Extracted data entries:
..........

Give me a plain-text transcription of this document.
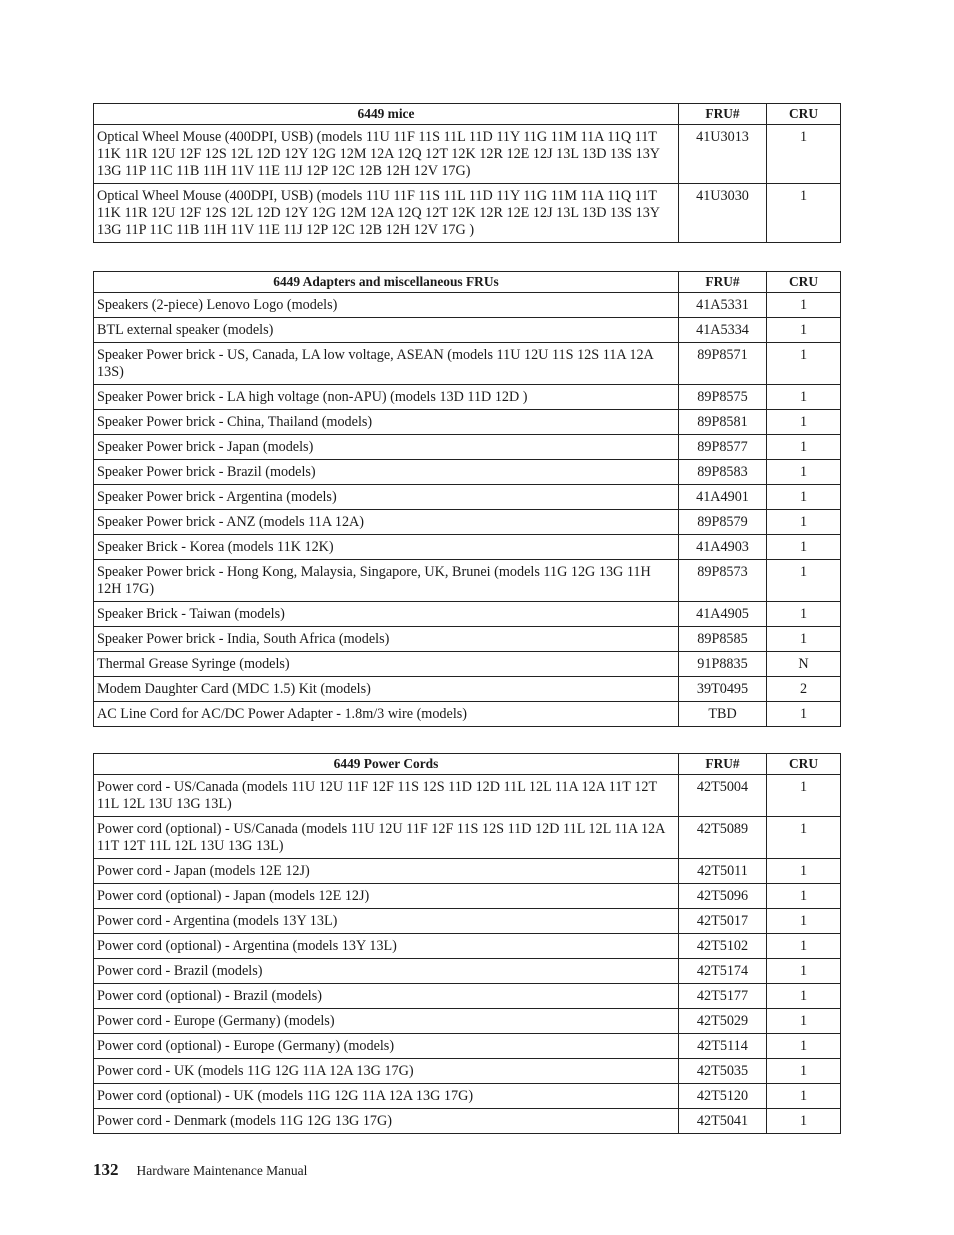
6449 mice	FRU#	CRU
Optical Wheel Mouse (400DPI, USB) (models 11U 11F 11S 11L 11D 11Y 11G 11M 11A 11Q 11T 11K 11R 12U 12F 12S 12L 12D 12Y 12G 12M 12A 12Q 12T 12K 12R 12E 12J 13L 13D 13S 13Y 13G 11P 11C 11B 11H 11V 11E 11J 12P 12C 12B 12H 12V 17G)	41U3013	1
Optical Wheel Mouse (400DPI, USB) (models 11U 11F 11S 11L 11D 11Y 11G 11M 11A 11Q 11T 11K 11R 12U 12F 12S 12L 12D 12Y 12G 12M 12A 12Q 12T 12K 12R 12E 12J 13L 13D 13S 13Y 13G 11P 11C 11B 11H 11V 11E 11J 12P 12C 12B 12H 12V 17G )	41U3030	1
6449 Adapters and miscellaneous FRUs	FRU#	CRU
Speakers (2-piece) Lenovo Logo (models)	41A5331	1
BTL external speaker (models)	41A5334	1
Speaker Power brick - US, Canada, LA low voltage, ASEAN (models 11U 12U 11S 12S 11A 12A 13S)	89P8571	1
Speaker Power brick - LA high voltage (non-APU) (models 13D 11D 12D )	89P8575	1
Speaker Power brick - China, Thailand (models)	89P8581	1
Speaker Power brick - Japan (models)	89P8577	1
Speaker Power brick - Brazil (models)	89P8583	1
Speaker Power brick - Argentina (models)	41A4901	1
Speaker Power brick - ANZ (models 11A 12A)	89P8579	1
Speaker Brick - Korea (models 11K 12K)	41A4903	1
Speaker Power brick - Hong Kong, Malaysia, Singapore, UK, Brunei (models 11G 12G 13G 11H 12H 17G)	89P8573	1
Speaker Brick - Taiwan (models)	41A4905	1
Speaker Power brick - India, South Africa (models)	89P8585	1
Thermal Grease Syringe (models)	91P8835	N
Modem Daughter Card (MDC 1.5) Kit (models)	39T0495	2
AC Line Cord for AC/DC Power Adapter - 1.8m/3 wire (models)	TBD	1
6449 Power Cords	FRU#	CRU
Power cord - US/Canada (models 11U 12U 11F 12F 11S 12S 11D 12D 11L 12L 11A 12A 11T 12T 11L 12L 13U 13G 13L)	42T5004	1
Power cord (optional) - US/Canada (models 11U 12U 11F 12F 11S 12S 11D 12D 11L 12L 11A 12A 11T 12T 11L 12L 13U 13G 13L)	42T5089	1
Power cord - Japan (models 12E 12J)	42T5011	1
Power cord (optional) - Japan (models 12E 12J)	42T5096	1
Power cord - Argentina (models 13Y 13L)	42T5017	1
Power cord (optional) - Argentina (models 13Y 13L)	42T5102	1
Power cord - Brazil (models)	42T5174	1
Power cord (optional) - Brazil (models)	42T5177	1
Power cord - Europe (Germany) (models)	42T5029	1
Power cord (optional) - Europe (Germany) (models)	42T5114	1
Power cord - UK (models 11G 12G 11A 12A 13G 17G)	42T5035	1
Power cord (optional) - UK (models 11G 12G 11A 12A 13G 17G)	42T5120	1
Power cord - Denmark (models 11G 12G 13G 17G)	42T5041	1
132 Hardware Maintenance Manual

..........

### EXERCISE OBJECTIVE:
Calculate how many lines of the material include the string "Europe", and state that number by itself.

### COMPLETE RESPONSE:
2